▶ _GIVEN RECORDS_:
□ □ □ □ □ □ □

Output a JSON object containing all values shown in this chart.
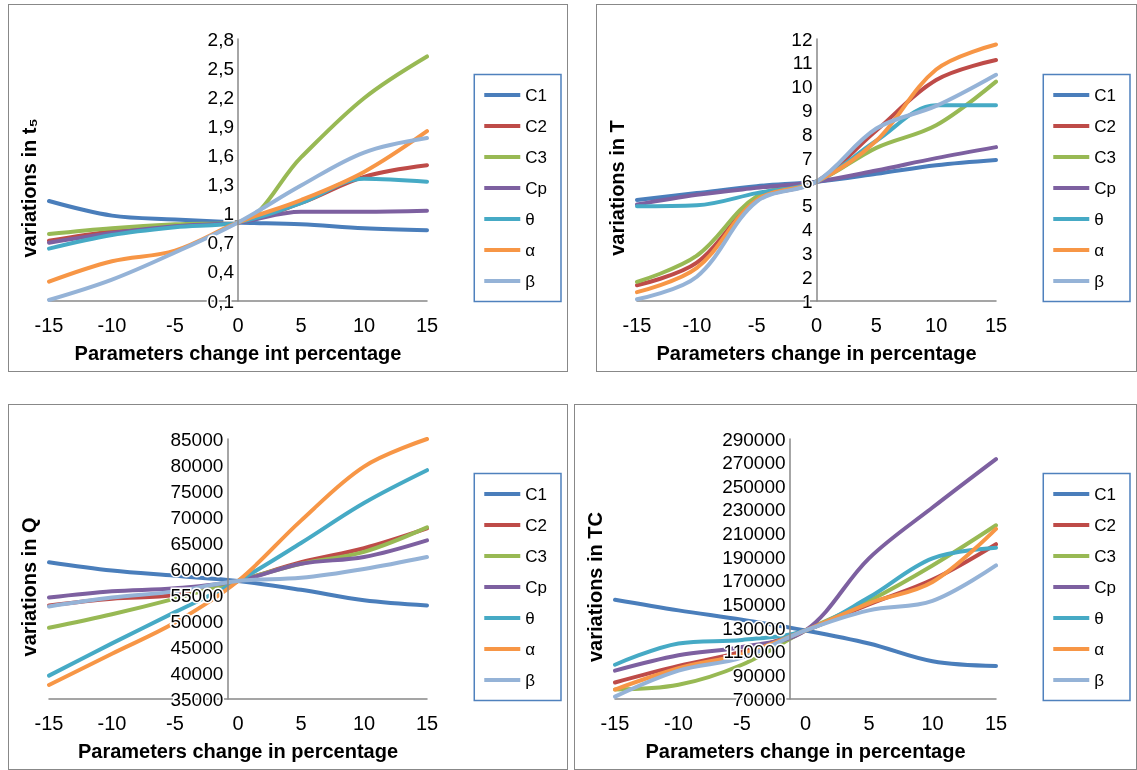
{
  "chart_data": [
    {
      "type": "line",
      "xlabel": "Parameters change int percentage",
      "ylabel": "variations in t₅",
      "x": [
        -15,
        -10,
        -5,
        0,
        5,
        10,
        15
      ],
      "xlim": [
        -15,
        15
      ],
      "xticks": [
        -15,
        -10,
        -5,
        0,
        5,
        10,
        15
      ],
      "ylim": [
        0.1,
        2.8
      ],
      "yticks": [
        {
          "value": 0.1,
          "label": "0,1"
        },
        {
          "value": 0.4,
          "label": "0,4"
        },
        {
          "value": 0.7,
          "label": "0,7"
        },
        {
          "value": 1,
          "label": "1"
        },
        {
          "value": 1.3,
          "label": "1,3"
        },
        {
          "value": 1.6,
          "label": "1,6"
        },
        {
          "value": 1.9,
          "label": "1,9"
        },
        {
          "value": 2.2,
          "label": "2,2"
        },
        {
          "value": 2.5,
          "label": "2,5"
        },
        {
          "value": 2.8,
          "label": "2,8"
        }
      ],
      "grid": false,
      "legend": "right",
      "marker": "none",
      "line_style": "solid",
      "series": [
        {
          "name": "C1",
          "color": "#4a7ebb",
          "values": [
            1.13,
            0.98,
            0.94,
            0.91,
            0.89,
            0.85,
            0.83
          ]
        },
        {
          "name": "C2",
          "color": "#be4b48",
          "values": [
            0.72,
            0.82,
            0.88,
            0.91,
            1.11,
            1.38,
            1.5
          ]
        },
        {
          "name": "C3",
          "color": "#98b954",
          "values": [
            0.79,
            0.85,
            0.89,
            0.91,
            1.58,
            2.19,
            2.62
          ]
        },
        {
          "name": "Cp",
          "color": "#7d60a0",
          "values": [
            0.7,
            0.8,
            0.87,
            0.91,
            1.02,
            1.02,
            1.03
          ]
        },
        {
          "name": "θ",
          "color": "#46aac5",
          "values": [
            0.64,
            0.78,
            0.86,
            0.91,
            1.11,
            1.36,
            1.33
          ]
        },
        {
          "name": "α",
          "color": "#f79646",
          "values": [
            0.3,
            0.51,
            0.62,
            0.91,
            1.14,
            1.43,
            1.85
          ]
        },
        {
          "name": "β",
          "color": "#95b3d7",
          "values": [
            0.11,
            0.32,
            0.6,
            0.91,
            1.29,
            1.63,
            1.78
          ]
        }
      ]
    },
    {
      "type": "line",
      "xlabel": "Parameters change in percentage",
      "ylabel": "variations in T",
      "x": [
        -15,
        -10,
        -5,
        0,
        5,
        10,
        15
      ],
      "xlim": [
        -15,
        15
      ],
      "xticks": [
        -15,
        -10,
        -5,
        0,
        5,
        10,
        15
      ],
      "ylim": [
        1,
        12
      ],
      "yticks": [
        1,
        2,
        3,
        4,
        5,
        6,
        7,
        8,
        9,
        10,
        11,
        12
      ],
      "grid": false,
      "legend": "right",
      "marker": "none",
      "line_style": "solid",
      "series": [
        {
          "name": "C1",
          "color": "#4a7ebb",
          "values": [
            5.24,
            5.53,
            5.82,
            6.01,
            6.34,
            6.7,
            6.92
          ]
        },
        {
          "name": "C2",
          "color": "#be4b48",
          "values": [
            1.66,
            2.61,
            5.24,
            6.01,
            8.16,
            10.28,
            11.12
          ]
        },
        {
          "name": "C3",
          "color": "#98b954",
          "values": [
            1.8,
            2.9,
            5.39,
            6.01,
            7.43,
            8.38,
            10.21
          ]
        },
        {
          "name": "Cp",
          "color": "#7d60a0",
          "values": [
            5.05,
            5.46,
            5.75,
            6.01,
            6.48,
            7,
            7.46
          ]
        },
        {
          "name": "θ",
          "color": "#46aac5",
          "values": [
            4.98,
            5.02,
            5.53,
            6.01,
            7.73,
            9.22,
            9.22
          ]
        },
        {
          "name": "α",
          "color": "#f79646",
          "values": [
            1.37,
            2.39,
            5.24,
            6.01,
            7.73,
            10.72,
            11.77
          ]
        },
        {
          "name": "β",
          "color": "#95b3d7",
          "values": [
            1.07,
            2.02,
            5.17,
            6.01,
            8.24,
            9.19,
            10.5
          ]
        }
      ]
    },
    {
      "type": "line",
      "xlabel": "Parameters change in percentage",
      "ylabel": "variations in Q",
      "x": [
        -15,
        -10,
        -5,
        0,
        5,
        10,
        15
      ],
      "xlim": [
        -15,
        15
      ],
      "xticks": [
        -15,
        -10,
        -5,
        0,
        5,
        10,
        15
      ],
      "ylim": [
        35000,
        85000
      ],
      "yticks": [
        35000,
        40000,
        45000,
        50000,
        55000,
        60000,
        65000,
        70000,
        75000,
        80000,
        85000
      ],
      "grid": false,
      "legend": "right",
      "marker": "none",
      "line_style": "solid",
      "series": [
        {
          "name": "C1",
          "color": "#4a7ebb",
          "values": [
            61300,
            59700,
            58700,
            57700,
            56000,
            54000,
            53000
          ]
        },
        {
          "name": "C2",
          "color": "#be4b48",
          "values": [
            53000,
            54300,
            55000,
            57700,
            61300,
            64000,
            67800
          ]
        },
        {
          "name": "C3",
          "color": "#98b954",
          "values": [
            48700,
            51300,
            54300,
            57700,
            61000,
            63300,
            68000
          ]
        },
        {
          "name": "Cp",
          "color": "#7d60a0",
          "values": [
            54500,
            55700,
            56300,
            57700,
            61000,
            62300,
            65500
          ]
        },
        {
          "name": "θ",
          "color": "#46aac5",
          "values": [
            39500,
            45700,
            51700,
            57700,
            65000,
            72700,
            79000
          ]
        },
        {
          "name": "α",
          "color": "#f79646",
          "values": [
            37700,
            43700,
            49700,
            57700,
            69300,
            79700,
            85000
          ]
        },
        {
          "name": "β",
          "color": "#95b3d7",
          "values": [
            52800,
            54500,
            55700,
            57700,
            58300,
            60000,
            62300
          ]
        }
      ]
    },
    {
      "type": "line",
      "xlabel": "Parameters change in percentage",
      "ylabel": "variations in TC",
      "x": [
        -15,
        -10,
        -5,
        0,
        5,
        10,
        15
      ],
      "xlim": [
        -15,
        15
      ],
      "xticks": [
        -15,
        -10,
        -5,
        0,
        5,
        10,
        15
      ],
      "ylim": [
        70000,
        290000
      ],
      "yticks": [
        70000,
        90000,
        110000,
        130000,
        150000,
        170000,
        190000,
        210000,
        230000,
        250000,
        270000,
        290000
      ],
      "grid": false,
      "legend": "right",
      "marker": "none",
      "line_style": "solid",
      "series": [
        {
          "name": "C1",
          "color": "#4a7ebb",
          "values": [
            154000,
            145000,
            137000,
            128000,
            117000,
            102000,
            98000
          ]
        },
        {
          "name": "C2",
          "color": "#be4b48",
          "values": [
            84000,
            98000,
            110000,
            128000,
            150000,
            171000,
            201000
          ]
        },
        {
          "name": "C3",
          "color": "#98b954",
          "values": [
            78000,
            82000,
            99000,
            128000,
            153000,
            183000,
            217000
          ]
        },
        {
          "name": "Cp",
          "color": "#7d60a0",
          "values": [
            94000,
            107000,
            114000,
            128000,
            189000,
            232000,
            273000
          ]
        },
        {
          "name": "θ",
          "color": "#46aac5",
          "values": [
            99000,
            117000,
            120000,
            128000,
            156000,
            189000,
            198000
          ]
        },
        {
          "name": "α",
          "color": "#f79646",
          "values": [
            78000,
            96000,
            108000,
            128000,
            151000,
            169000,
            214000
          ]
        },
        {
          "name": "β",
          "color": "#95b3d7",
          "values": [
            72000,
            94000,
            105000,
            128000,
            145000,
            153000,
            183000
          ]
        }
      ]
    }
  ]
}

□ □ □ □ □ □ □

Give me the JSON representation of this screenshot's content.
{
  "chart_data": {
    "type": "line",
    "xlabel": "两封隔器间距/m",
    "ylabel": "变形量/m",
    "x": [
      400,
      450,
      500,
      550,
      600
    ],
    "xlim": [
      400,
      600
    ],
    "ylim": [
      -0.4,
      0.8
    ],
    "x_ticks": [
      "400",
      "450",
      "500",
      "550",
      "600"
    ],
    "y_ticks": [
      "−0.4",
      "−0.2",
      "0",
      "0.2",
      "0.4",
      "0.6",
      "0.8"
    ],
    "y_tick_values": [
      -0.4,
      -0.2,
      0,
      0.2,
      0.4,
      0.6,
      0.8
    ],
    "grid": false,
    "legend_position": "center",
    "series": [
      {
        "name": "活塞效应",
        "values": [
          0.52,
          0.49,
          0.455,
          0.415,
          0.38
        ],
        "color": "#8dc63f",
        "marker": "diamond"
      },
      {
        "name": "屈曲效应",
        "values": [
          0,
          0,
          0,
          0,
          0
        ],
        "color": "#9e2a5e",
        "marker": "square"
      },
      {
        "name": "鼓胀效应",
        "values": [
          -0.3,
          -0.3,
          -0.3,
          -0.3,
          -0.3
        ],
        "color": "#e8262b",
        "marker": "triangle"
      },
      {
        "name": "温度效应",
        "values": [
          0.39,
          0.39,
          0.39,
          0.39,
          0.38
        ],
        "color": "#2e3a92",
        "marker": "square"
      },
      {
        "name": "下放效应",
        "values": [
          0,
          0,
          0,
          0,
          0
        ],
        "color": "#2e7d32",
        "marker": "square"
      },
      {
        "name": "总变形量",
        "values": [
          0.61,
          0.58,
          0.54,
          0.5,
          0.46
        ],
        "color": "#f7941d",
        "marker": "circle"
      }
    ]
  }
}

□ □ □ □ □ □ □

▶ _WHAT YOU ARE ASKED TO DO_: Copy every line in the listing above where the string "JSON" turns up.

▶ _ANSWER TO THE TASK_:
Output a JSON object containing all values shown in this chart.
Give me the JSON representation of this screenshot's content.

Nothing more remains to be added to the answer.